» What is required:
Omit all pictures, then retype exactly the lines from the one that contains "What data populates" through the end of the listing.

» Data lines:
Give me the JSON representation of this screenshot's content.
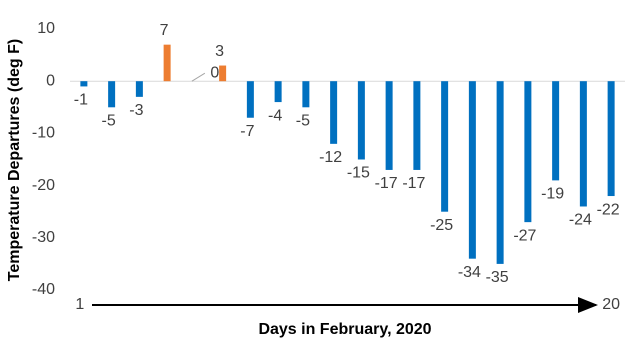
{
  "chart_data": {
    "type": "bar",
    "categories": [
      1,
      null,
      null,
      null,
      null,
      null,
      null,
      null,
      null,
      null,
      null,
      null,
      null,
      null,
      null,
      null,
      null,
      null,
      null,
      20
    ],
    "values": [
      -1,
      -5,
      -3,
      7,
      0,
      3,
      -7,
      -4,
      -5,
      -12,
      -15,
      -17,
      -17,
      -25,
      -34,
      -35,
      -27,
      -19,
      -24,
      -22
    ],
    "colors": [
      "#0070c0",
      "#0070c0",
      "#0070c0",
      "#ed7d31",
      "#ed7d31",
      "#ed7d31",
      "#0070c0",
      "#0070c0",
      "#0070c0",
      "#0070c0",
      "#0070c0",
      "#0070c0",
      "#0070c0",
      "#0070c0",
      "#0070c0",
      "#0070c0",
      "#0070c0",
      "#0070c0",
      "#0070c0",
      "#0070c0"
    ],
    "ylim": [
      -40,
      10
    ],
    "yticks": [
      -40,
      -30,
      -20,
      -10,
      0,
      10
    ],
    "x_label": "Days in February, 2020",
    "y_label": "Temperature Departures (deg F)",
    "grid": false
  }
}
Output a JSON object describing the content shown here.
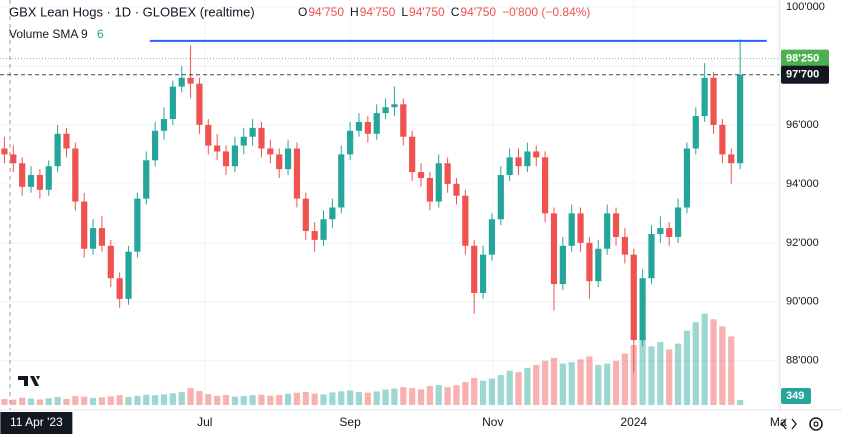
{
  "chart_data": {
    "type": "candlestick",
    "title": "GBX Lean Hogs · 1D · GLOBEX (realtime)",
    "ohlc_legend": [
      {
        "key": "O",
        "value": "94'750"
      },
      {
        "key": "H",
        "value": "94'750"
      },
      {
        "key": "L",
        "value": "94'750"
      },
      {
        "key": "C",
        "value": "94'750"
      }
    ],
    "change_label": "−0'800 (−0.84%)",
    "volume_legend": {
      "name": "Volume SMA 9",
      "value": "6"
    },
    "up_color": "#26a69a",
    "down_color": "#ef5350",
    "xlim": [
      -0.5,
      87.5
    ],
    "ylim": [
      86500,
      100237
    ],
    "yticks": [
      {
        "value": 88000,
        "label": "88'000"
      },
      {
        "value": 90000,
        "label": "90'000"
      },
      {
        "value": 92000,
        "label": "92'000"
      },
      {
        "value": 94000,
        "label": "94'000"
      },
      {
        "value": 96000,
        "label": "96'000"
      },
      {
        "value": 98000,
        "label": "98'000"
      },
      {
        "value": 100000,
        "label": "100'000"
      }
    ],
    "xticks": [
      {
        "value": 22.6,
        "label": "Jul"
      },
      {
        "value": 39,
        "label": "Sep"
      },
      {
        "value": 55.1,
        "label": "Nov"
      },
      {
        "value": 71,
        "label": "2024"
      },
      {
        "value": 87.3,
        "label": "Ma"
      }
    ],
    "crosshair": {
      "value": 3.6,
      "label": "11 Apr '23"
    },
    "grid": true,
    "open": [
      95200,
      95000,
      94700,
      93900,
      94300,
      93800,
      94600,
      95700,
      95200,
      93400,
      91800,
      92500,
      91900,
      90800,
      90100,
      91700,
      93500,
      94800,
      95800,
      96200,
      97300,
      97600,
      97400,
      96000,
      95300,
      95100,
      94600,
      95300,
      95600,
      95900,
      95200,
      95000,
      94500,
      95200,
      93500,
      92400,
      92100,
      92800,
      93200,
      95000,
      95800,
      96100,
      95700,
      96400,
      96600,
      96700,
      95600,
      94400,
      94200,
      93400,
      94700,
      94000,
      93600,
      91900,
      90300,
      91600,
      92800,
      94300,
      94900,
      94600,
      95100,
      94900,
      93000,
      90600,
      91900,
      93000,
      92000,
      90700,
      91800,
      93000,
      92200,
      91600,
      88700,
      90800,
      92300,
      92500,
      92200,
      93200,
      95200,
      96300,
      97600,
      96000,
      95000,
      94700
    ],
    "high": [
      95600,
      95300,
      94900,
      94600,
      94500,
      94800,
      96000,
      95900,
      95400,
      93700,
      92800,
      92900,
      92100,
      91000,
      91900,
      93700,
      95100,
      96100,
      96600,
      97500,
      98000,
      98700,
      97600,
      96200,
      95700,
      95300,
      95600,
      95900,
      96200,
      96100,
      95500,
      95200,
      95500,
      95400,
      93700,
      92700,
      93100,
      93500,
      95300,
      96100,
      96400,
      96300,
      96700,
      96900,
      97300,
      96900,
      95800,
      94700,
      94400,
      95000,
      94900,
      94200,
      93800,
      92100,
      91900,
      93000,
      94600,
      95200,
      95200,
      95400,
      95300,
      95100,
      93200,
      92200,
      93300,
      93200,
      92200,
      92100,
      93300,
      93200,
      92500,
      91800,
      91100,
      92600,
      92900,
      92700,
      93500,
      95400,
      96600,
      98100,
      97800,
      96200,
      95200,
      98900
    ],
    "low": [
      94700,
      94400,
      93600,
      93700,
      93500,
      93600,
      94400,
      94900,
      93100,
      91500,
      91600,
      91700,
      90500,
      89800,
      89900,
      91500,
      93300,
      94600,
      95500,
      96000,
      97100,
      96900,
      95700,
      95000,
      94800,
      94300,
      94400,
      95000,
      95300,
      94900,
      94700,
      94200,
      94300,
      93200,
      92100,
      91700,
      91900,
      92500,
      93000,
      94800,
      95600,
      95400,
      95500,
      96200,
      96300,
      95300,
      94100,
      93900,
      93100,
      93200,
      93700,
      93300,
      91600,
      89600,
      90100,
      91400,
      92600,
      94100,
      94300,
      94400,
      94600,
      92700,
      89700,
      90400,
      91700,
      91700,
      90100,
      90500,
      91600,
      91900,
      91300,
      87600,
      88500,
      90600,
      92000,
      91900,
      92000,
      93000,
      95000,
      96100,
      95700,
      94700,
      94000,
      94500
    ],
    "close": [
      95000,
      94700,
      93900,
      94300,
      93800,
      94600,
      95700,
      95200,
      93400,
      91800,
      92500,
      91900,
      90800,
      90100,
      91700,
      93500,
      94800,
      95800,
      96200,
      97300,
      97600,
      97400,
      96000,
      95300,
      95100,
      94600,
      95300,
      95600,
      95900,
      95200,
      95000,
      94500,
      95200,
      93500,
      92400,
      92100,
      92800,
      93200,
      95000,
      95800,
      96100,
      95700,
      96400,
      96600,
      96700,
      95600,
      94400,
      94200,
      93400,
      94700,
      94000,
      93600,
      91900,
      90300,
      91600,
      92800,
      94300,
      94900,
      94600,
      95100,
      94900,
      93000,
      90600,
      91900,
      93000,
      92000,
      90700,
      91800,
      93000,
      92200,
      91600,
      88700,
      90800,
      92300,
      92500,
      92200,
      93200,
      95200,
      96300,
      97600,
      96000,
      95000,
      94700,
      97700
    ],
    "volume": [
      420,
      380,
      510,
      450,
      390,
      470,
      560,
      430,
      620,
      580,
      500,
      540,
      610,
      690,
      560,
      640,
      720,
      680,
      750,
      820,
      900,
      1200,
      980,
      760,
      640,
      700,
      580,
      620,
      690,
      720,
      650,
      700,
      780,
      860,
      920,
      800,
      740,
      880,
      960,
      1020,
      900,
      860,
      950,
      1080,
      1150,
      1250,
      1180,
      1100,
      1320,
      1400,
      1250,
      1380,
      1600,
      1900,
      1700,
      1850,
      2100,
      2400,
      2300,
      2600,
      2800,
      3100,
      3300,
      2900,
      3000,
      3200,
      3400,
      2800,
      2900,
      3100,
      3600,
      4200,
      4600,
      4100,
      4400,
      3900,
      4300,
      5200,
      5800,
      6400,
      6000,
      5500,
      4800,
      349
    ],
    "volume_lim": [
      0,
      7000
    ],
    "level_line": {
      "value": 98850,
      "from": 16.4,
      "to": 86.0,
      "color": "#2962ff"
    },
    "price_lines": [
      {
        "value": 98250,
        "label": "98'250",
        "color": "#4caf50",
        "style": "dotted"
      },
      {
        "value": 97700,
        "label": "97'700",
        "color": "#131722",
        "style": "dashed"
      }
    ]
  }
}
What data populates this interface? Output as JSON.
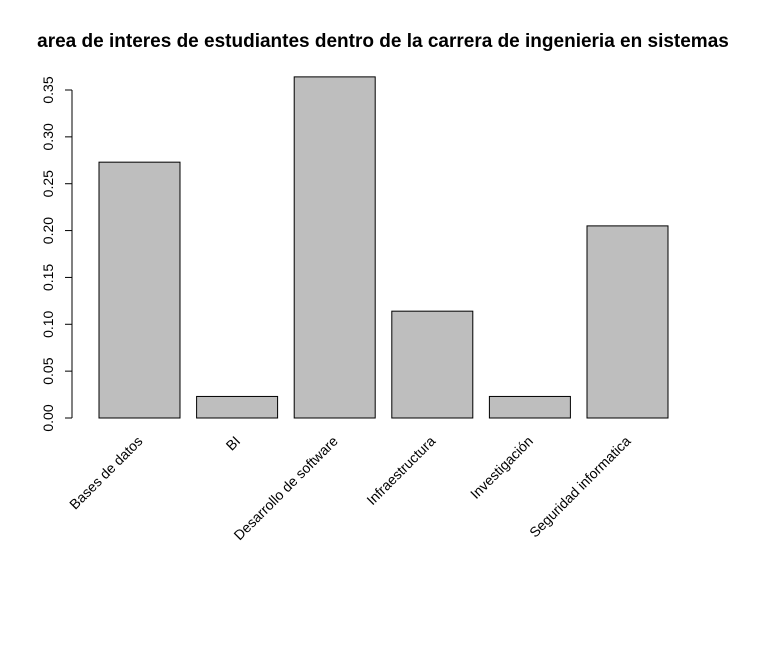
{
  "chart_data": {
    "type": "bar",
    "title": "area de interes de estudiantes dentro de la carrera de ingenieria en sistemas",
    "xlabel": "",
    "ylabel": "",
    "categories": [
      "Bases de datos",
      "BI",
      "Desarrollo de software",
      "Infraestructura",
      "Investigación",
      "Seguridad informatica"
    ],
    "values": [
      0.273,
      0.023,
      0.364,
      0.114,
      0.023,
      0.205
    ],
    "ylim": [
      0,
      0.35
    ],
    "yticks": [
      "0.00",
      "0.05",
      "0.10",
      "0.15",
      "0.20",
      "0.25",
      "0.30",
      "0.35"
    ],
    "grid": false,
    "bar_color": "#bebebe",
    "border_color": "#000000"
  }
}
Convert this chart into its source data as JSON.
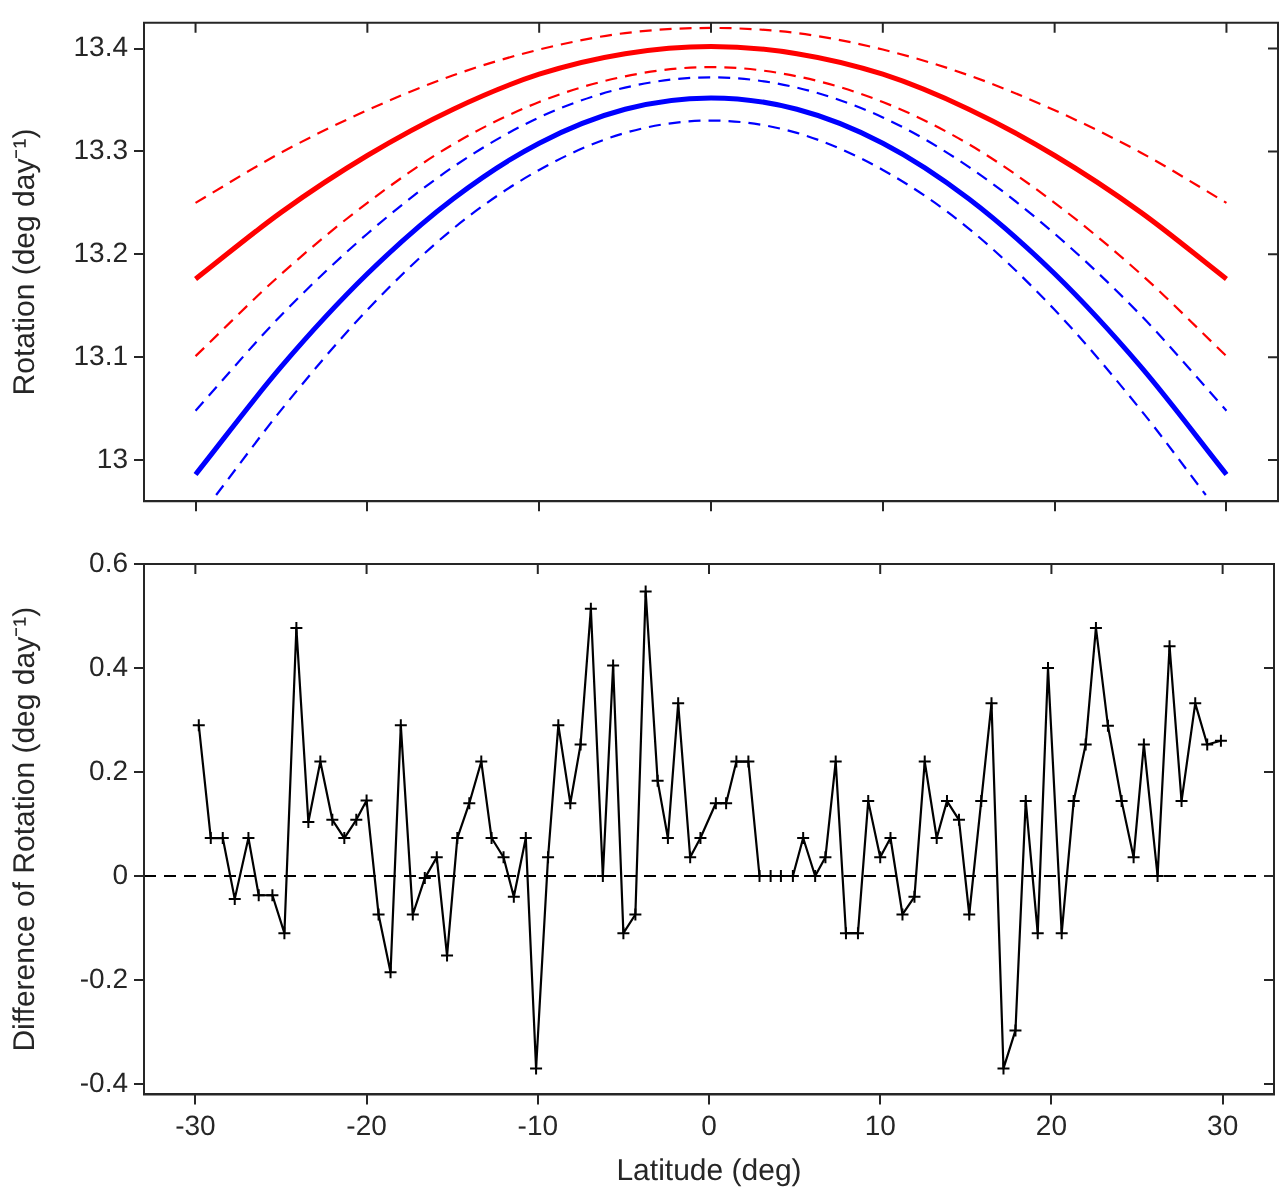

» Response for this exercise:
What data populates this interface? Output as JSON.
{
  "chart_data": {
    "type": "bar",
    "title": "area de interes de estudiantes dentro de la carrera de ingenieria en sistemas",
    "xlabel": "",
    "ylabel": "",
    "categories": [
      "Bases de datos",
      "BI",
      "Desarrollo de software",
      "Infraestructura",
      "Investigación",
      "Seguridad informatica"
    ],
    "values": [
      0.273,
      0.023,
      0.364,
      0.114,
      0.023,
      0.205
    ],
    "ylim": [
      0,
      0.35
    ],
    "yticks": [
      "0.00",
      "0.05",
      "0.10",
      "0.15",
      "0.20",
      "0.25",
      "0.30",
      "0.35"
    ],
    "grid": false,
    "bar_color": "#bebebe",
    "border_color": "#000000"
  }
}
Convert this chart into its source data as JSON.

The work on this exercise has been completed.